DESCRIPTION OF THE TASK: Copy the full set of lines exactly as given.

(Entries with figure data)
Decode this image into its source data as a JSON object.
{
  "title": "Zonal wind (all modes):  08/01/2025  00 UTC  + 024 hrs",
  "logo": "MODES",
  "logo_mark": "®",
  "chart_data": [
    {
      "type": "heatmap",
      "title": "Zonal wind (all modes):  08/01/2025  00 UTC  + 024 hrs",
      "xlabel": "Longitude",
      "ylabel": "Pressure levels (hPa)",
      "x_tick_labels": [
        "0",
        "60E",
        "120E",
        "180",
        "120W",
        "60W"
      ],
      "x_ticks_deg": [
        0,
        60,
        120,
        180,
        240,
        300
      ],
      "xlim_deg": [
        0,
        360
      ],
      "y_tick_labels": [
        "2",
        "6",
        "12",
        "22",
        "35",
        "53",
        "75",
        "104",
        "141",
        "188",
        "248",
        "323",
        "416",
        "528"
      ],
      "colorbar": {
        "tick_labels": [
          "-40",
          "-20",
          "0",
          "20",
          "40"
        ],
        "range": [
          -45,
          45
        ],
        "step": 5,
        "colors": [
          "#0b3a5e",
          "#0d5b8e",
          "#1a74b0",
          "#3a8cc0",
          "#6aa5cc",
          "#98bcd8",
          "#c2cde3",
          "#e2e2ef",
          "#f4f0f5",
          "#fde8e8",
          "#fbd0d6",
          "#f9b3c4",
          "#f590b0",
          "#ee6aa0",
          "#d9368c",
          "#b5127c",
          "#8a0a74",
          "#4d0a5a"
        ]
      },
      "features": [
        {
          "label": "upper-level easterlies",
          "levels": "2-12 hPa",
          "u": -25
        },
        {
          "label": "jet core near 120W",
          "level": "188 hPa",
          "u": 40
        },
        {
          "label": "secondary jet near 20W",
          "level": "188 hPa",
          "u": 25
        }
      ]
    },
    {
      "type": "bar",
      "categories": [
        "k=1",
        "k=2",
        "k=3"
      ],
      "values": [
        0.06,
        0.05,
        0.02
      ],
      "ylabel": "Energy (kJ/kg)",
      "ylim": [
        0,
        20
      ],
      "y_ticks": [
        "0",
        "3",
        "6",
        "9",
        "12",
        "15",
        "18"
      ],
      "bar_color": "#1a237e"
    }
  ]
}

ANSWER TO THE PROBLEM:
Decode this image into its source data as a JSON object.
{
  "title": "Zonal wind (all modes):  08/01/2025  00 UTC  + 024 hrs",
  "logo": "MODES",
  "logo_mark": "®",
  "chart_data": [
    {
      "type": "heatmap",
      "title": "Zonal wind (all modes):  08/01/2025  00 UTC  + 024 hrs",
      "xlabel": "Longitude",
      "ylabel": "Pressure levels (hPa)",
      "x_tick_labels": [
        "0",
        "60E",
        "120E",
        "180",
        "120W",
        "60W"
      ],
      "x_ticks_deg": [
        0,
        60,
        120,
        180,
        240,
        300
      ],
      "xlim_deg": [
        0,
        360
      ],
      "y_tick_labels": [
        "2",
        "6",
        "12",
        "22",
        "35",
        "53",
        "75",
        "104",
        "141",
        "188",
        "248",
        "323",
        "416",
        "528"
      ],
      "colorbar": {
        "tick_labels": [
          "-40",
          "-20",
          "0",
          "20",
          "40"
        ],
        "range": [
          -45,
          45
        ],
        "step": 5,
        "colors": [
          "#0b3a5e",
          "#0d5b8e",
          "#1a74b0",
          "#3a8cc0",
          "#6aa5cc",
          "#98bcd8",
          "#c2cde3",
          "#e2e2ef",
          "#f4f0f5",
          "#fde8e8",
          "#fbd0d6",
          "#f9b3c4",
          "#f590b0",
          "#ee6aa0",
          "#d9368c",
          "#b5127c",
          "#8a0a74",
          "#4d0a5a"
        ]
      },
      "features": [
        {
          "label": "upper-level easterlies",
          "levels": "2-12 hPa",
          "u": -25
        },
        {
          "label": "jet core near 120W",
          "level": "188 hPa",
          "u": 40
        },
        {
          "label": "secondary jet near 20W",
          "level": "188 hPa",
          "u": 25
        }
      ]
    },
    {
      "type": "bar",
      "categories": [
        "k=1",
        "k=2",
        "k=3"
      ],
      "values": [
        0.06,
        0.05,
        0.02
      ],
      "ylabel": "Energy (kJ/kg)",
      "ylim": [
        0,
        20
      ],
      "y_ticks": [
        "0",
        "3",
        "6",
        "9",
        "12",
        "15",
        "18"
      ],
      "bar_color": "#1a237e"
    }
  ]
}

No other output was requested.